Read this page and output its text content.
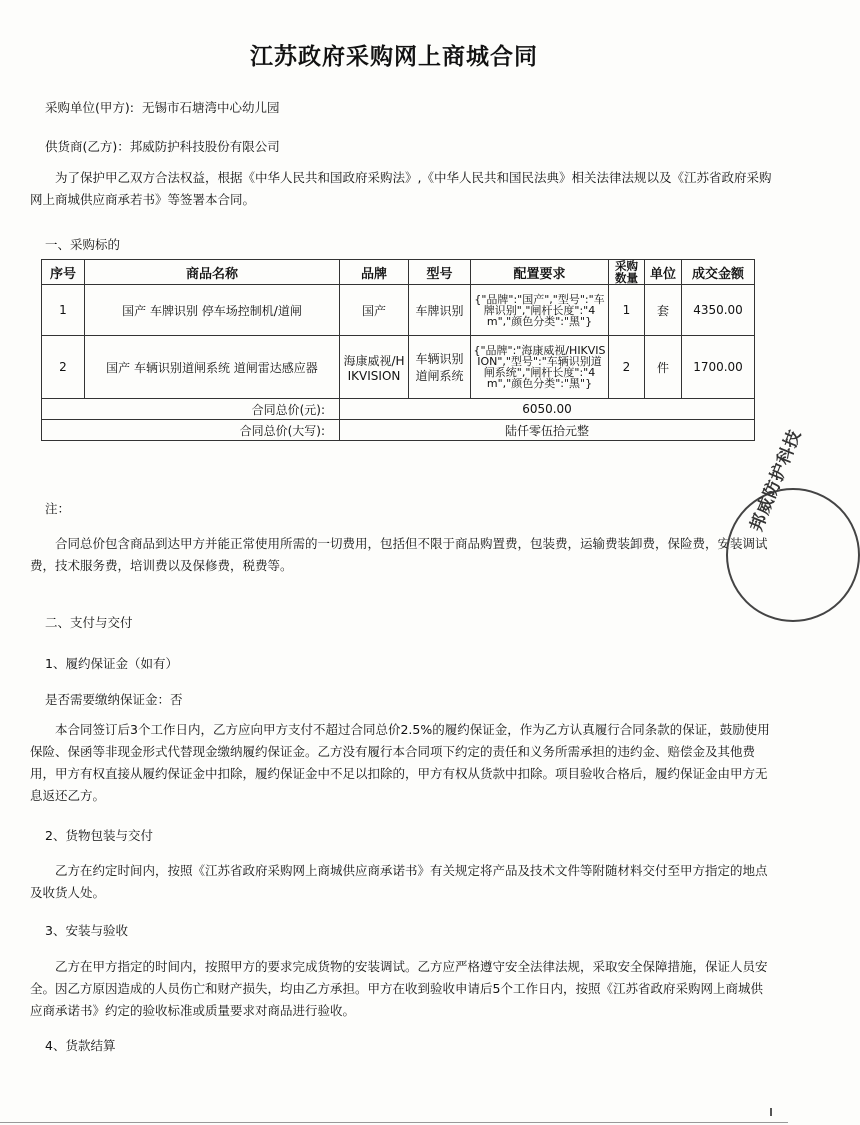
江苏政府采购网上商城合同
采购单位(甲方): 无锡市石塘湾中心幼儿园
供货商(乙方)：邦威防护科技股份有限公司
为了保护甲乙双方合法权益，根据《中华人民共和国政府采购法》,《中华人民共和国民法典》相关法律法规以及《江苏省政府采购网上商城供应商承若书》等签署本合同。
一、采购标的
序号	商品名称	品牌	型号	配置要求	采购数量	单位	成交金额
1	国产 车牌识别 停车场控制机/道闸	国产	车牌识别	{"品牌":"国产","型号":"车牌识别","闸杆长度":"4m","颜色分类":"黑"}	1	套	4350.00
2	国产 车辆识别道闸系统 道闸雷达感应器	海康威视/HIKVISION	车辆识别道闸系统	{"品牌":"海康威视/HIKVISION","型号":"车辆识别道闸系统","闸杆长度":"4m","颜色分类":"黑"}	2	件	1700.00
合同总价(元):		6050.00					
合同总价(大写):		陆仟零伍拾元整					
注：
合同总价包含商品到达甲方并能正常使用所需的一切费用，包括但不限于商品购置费，包装费，运输费装卸费，保险费，安装调试费，技术服务费，培训费以及保修费，税费等。
二、支付与交付
1、履约保证金（如有）
是否需要缴纳保证金：否
本合同签订后3个工作日内，乙方应向甲方支付不超过合同总价2.5%的履约保证金，作为乙方认真履行合同条款的保证，鼓励使用保险、保函等非现金形式代替现金缴纳履约保证金。乙方没有履行本合同项下约定的责任和义务所需承担的违约金、赔偿金及其他费用，甲方有权直接从履约保证金中扣除，履约保证金中不足以扣除的，甲方有权从货款中扣除。项目验收合格后，履约保证金由甲方无息返还乙方。
2、货物包装与交付
乙方在约定时间内，按照《江苏省政府采购网上商城供应商承诺书》有关规定将产品及技术文件等附随材料交付至甲方指定的地点及收货人处。
3、安装与验收
乙方在甲方指定的时间内，按照甲方的要求完成货物的安装调试。乙方应严格遵守安全法律法规，采取安全保障措施，保证人员安全。因乙方原因造成的人员伤亡和财产损失，均由乙方承担。甲方在收到验收申请后5个工作日内，按照《江苏省政府采购网上商城供应商承诺书》约定的验收标准或质量要求对商品进行验收。
4、货款结算
邦威防护科技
※
● EXERCISE AIM: Each line above that holds the string "颜色分类" should be copied and shown.

● SOLUTION:
1	国产 车牌识别 停车场控制机/道闸	国产	车牌识别	{"品牌":"国产","型号":"车牌识别","闸杆长度":"4m","颜色分类":"黑"}	1	套	4350.00
2	国产 车辆识别道闸系统 道闸雷达感应器	海康威视/HIKVISION	车辆识别道闸系统	{"品牌":"海康威视/HIKVISION","型号":"车辆识别道闸系统","闸杆长度":"4m","颜色分类":"黑"}	2	件	1700.00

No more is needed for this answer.